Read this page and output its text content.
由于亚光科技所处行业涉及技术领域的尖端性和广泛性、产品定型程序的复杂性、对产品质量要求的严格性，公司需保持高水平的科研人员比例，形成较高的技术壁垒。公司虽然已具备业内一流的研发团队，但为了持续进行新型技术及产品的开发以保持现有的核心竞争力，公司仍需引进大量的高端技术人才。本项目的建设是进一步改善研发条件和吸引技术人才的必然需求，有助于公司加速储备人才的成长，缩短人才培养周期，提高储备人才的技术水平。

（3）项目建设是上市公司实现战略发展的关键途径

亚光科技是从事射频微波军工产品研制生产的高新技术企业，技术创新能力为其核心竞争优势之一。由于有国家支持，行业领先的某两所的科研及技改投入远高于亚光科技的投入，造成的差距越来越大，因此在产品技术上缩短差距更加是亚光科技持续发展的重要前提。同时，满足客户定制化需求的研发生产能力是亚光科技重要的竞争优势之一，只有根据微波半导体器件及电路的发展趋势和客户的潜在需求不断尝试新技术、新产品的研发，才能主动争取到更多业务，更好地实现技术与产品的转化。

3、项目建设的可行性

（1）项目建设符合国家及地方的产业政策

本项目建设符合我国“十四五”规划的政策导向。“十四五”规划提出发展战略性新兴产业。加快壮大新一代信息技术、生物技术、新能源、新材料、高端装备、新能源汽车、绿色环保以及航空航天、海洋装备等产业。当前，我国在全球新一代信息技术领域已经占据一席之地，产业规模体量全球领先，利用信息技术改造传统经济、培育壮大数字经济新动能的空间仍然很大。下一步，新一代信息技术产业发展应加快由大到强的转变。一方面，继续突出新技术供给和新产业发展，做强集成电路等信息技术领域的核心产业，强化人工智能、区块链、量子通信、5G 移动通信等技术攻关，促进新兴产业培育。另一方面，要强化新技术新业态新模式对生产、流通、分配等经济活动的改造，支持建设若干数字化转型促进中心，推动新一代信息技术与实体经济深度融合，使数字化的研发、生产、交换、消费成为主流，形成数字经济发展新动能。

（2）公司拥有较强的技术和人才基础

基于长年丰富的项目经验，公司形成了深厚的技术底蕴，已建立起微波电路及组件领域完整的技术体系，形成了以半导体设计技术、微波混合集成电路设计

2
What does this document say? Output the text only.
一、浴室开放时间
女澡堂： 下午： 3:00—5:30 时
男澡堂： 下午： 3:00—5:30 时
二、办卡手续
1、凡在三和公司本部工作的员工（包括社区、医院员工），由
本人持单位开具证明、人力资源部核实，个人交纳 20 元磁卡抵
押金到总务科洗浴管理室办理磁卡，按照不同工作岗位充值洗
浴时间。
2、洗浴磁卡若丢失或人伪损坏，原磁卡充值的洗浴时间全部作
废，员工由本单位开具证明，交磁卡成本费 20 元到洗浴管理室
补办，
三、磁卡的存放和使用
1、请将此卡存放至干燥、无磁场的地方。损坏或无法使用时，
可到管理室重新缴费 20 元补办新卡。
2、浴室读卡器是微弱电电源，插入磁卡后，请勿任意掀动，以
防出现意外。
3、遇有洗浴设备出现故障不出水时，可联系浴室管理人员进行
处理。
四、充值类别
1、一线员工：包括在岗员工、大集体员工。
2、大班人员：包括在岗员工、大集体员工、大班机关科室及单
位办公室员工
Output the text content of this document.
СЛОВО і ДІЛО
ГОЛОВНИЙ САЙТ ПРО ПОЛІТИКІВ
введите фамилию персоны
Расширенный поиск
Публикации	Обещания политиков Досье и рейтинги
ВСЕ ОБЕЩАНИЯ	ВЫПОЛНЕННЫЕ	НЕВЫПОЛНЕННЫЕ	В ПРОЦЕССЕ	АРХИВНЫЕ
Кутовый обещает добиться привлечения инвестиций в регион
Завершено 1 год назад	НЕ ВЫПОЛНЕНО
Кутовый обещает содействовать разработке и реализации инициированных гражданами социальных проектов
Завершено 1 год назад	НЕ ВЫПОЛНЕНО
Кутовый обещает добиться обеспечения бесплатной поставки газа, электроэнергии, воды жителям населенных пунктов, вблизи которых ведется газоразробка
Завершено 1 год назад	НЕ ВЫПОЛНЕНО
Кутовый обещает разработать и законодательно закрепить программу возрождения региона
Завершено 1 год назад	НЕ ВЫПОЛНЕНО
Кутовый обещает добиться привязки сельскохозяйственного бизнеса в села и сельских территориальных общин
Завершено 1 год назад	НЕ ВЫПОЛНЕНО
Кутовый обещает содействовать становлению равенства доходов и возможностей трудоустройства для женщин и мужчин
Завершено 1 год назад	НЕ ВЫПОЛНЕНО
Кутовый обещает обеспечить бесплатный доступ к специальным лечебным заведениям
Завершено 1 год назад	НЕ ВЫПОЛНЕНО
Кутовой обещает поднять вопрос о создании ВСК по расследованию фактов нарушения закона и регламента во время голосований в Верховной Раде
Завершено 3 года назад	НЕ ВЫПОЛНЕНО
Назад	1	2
◆ ◆ ◆ ◆
Objective:
Using the listing above, retype each line exactly.

Response to the exercise:
Read this page and output its text content.
由于亚光科技所处行业涉及技术领域的尖端性和广泛性、产品定型程序的复杂性、对产品质量要求的严格性，公司需保持高水平的科研人员比例，形成较高的技术壁垒。公司虽然已具备业内一流的研发团队，但为了持续进行新型技术及产品的开发以保持现有的核心竞争力，公司仍需引进大量的高端技术人才。本项目的建设是进一步改善研发条件和吸引技术人才的必然需求，有助于公司加速储备人才的成长，缩短人才培养周期，提高储备人才的技术水平。

（3）项目建设是上市公司实现战略发展的关键途径

亚光科技是从事射频微波军工产品研制生产的高新技术企业，技术创新能力为其核心竞争优势之一。由于有国家支持，行业领先的某两所的科研及技改投入远高于亚光科技的投入，造成的差距越来越大，因此在产品技术上缩短差距更加是亚光科技持续发展的重要前提。同时，满足客户定制化需求的研发生产能力是亚光科技重要的竞争优势之一，只有根据微波半导体器件及电路的发展趋势和客户的潜在需求不断尝试新技术、新产品的研发，才能主动争取到更多业务，更好地实现技术与产品的转化。

3、项目建设的可行性

（1）项目建设符合国家及地方的产业政策

本项目建设符合我国“十四五”规划的政策导向。“十四五”规划提出发展战略性新兴产业。加快壮大新一代信息技术、生物技术、新能源、新材料、高端装备、新能源汽车、绿色环保以及航空航天、海洋装备等产业。当前，我国在全球新一代信息技术领域已经占据一席之地，产业规模体量全球领先，利用信息技术改造传统经济、培育壮大数字经济新动能的空间仍然很大。下一步，新一代信息技术产业发展应加快由大到强的转变。一方面，继续突出新技术供给和新产业发展，做强集成电路等信息技术领域的核心产业，强化人工智能、区块链、量子通信、5G 移动通信等技术攻关，促进新兴产业培育。另一方面，要强化新技术新业态新模式对生产、流通、分配等经济活动的改造，支持建设若干数字化转型促进中心，推动新一代信息技术与实体经济深度融合，使数字化的研发、生产、交换、消费成为主流，形成数字经济发展新动能。

（2）公司拥有较强的技术和人才基础

基于长年丰富的项目经验，公司形成了深厚的技术底蕴，已建立起微波电路及组件领域完整的技术体系，形成了以半导体设计技术、微波混合集成电路设计

2
What does this document say? Output the text only.
一、浴室开放时间
女澡堂： 下午： 3:00—5:30 时
男澡堂： 下午： 3:00—5:30 时
二、办卡手续
1、凡在三和公司本部工作的员工（包括社区、医院员工），由
本人持单位开具证明、人力资源部核实，个人交纳 20 元磁卡抵
押金到总务科洗浴管理室办理磁卡，按照不同工作岗位充值洗
浴时间。
2、洗浴磁卡若丢失或人伪损坏，原磁卡充值的洗浴时间全部作
废，员工由本单位开具证明，交磁卡成本费 20 元到洗浴管理室
补办，
三、磁卡的存放和使用
1、请将此卡存放至干燥、无磁场的地方。损坏或无法使用时，
可到管理室重新缴费 20 元补办新卡。
2、浴室读卡器是微弱电电源，插入磁卡后，请勿任意掀动，以
防出现意外。
3、遇有洗浴设备出现故障不出水时，可联系浴室管理人员进行
处理。
四、充值类别
1、一线员工：包括在岗员工、大集体员工。
2、大班人员：包括在岗员工、大集体员工、大班机关科室及单
位办公室员工
Output the text content of this document.
СЛОВО і ДІЛО
ГОЛОВНИЙ САЙТ ПРО ПОЛІТИКІВ
введите фамилию персоны
Расширенный поиск
Публикации	Обещания политиков Досье и рейтинги
ВСЕ ОБЕЩАНИЯ	ВЫПОЛНЕННЫЕ	НЕВЫПОЛНЕННЫЕ	В ПРОЦЕССЕ	АРХИВНЫЕ
Кутовый обещает добиться привлечения инвестиций в регион
Завершено 1 год назад	НЕ ВЫПОЛНЕНО
Кутовый обещает содействовать разработке и реализации инициированных гражданами социальных проектов
Завершено 1 год назад	НЕ ВЫПОЛНЕНО
Кутовый обещает добиться обеспечения бесплатной поставки газа, электроэнергии, воды жителям населенных пунктов, вблизи которых ведется газоразробка
Завершено 1 год назад	НЕ ВЫПОЛНЕНО
Кутовый обещает разработать и законодательно закрепить программу возрождения региона
Завершено 1 год назад	НЕ ВЫПОЛНЕНО
Кутовый обещает добиться привязки сельскохозяйственного бизнеса в села и сельских территориальных общин
Завершено 1 год назад	НЕ ВЫПОЛНЕНО
Кутовый обещает содействовать становлению равенства доходов и возможностей трудоустройства для женщин и мужчин
Завершено 1 год назад	НЕ ВЫПОЛНЕНО
Кутовый обещает обеспечить бесплатный доступ к специальным лечебным заведениям
Завершено 1 год назад	НЕ ВЫПОЛНЕНО
Кутовой обещает поднять вопрос о создании ВСК по расследованию фактов нарушения закона и регламента во время голосований в Верховной Раде
Завершено 3 года назад	НЕ ВЫПОЛНЕНО
Назад	1	2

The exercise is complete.